:: STORED RECORDS
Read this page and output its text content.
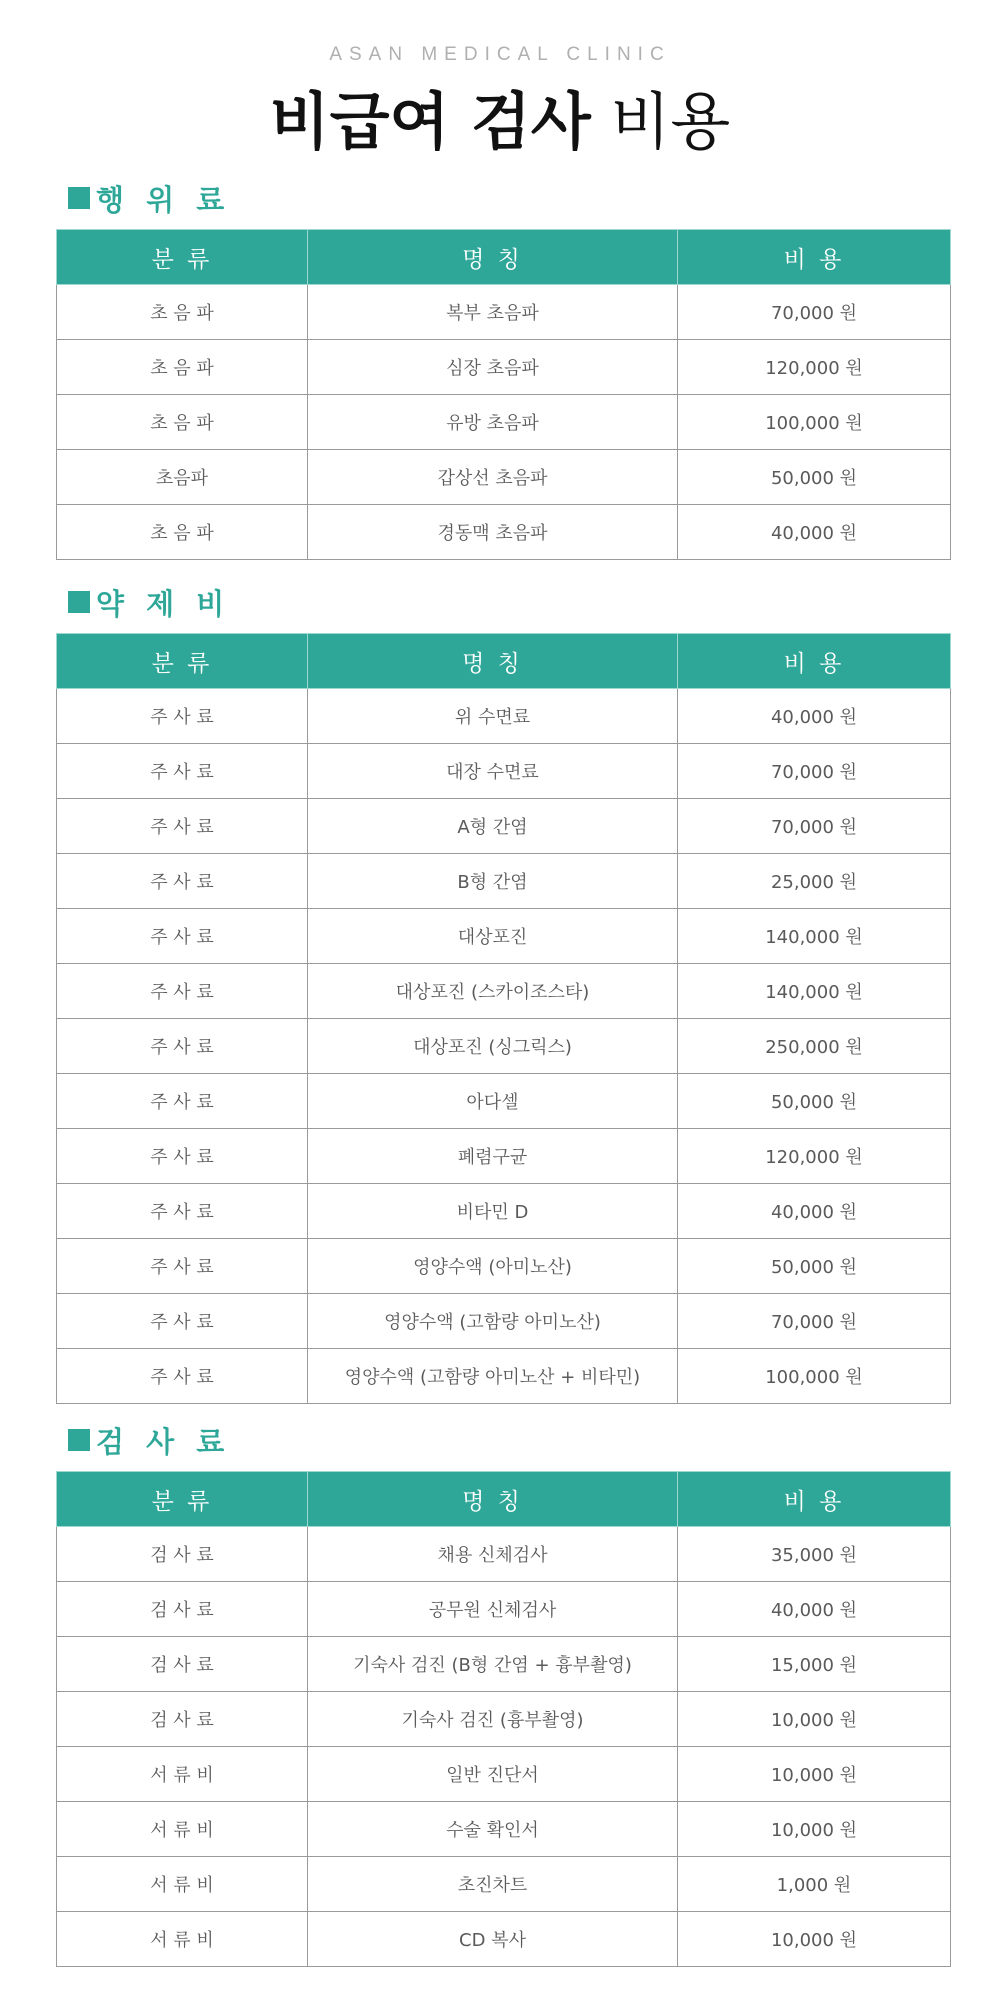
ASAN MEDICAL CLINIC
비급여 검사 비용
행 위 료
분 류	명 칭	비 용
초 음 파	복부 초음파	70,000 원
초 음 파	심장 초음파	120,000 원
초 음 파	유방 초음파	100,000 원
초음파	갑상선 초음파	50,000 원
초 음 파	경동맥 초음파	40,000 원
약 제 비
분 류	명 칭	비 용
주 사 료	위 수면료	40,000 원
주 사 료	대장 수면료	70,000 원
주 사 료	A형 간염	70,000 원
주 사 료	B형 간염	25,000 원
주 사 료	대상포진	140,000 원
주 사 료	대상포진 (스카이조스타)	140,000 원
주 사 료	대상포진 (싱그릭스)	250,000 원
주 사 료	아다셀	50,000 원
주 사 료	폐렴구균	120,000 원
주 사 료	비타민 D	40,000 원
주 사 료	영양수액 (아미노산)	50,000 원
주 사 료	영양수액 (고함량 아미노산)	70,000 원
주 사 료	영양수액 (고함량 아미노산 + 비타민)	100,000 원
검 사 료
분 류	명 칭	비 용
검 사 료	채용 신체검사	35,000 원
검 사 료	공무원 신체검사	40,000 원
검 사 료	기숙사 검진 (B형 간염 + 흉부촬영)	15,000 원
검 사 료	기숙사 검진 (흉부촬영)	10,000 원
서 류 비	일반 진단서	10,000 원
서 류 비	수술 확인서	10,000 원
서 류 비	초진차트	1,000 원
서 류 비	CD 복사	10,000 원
::::
:: STORED RECORDS
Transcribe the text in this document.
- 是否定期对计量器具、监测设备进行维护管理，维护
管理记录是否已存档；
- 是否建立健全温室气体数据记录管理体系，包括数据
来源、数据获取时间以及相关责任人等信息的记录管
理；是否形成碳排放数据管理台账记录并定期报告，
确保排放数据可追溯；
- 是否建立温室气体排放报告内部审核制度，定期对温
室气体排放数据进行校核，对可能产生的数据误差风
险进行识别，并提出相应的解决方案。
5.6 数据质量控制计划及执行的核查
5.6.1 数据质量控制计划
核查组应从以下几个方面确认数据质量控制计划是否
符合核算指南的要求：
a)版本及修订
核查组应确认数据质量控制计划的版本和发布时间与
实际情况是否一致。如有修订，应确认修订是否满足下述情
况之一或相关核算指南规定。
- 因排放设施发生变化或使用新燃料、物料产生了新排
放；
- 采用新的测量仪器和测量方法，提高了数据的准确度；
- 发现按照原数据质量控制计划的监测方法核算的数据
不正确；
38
::::
_GOAL:_ Copy each line of the listing that includes "흉부촬영".

_SOLUTION TO THIS PROBLEM:_
검 사 료	기숙사 검진 (B형 간염 + 흉부촬영)	15,000 원
검 사 료	기숙사 검진 (흉부촬영)	10,000 원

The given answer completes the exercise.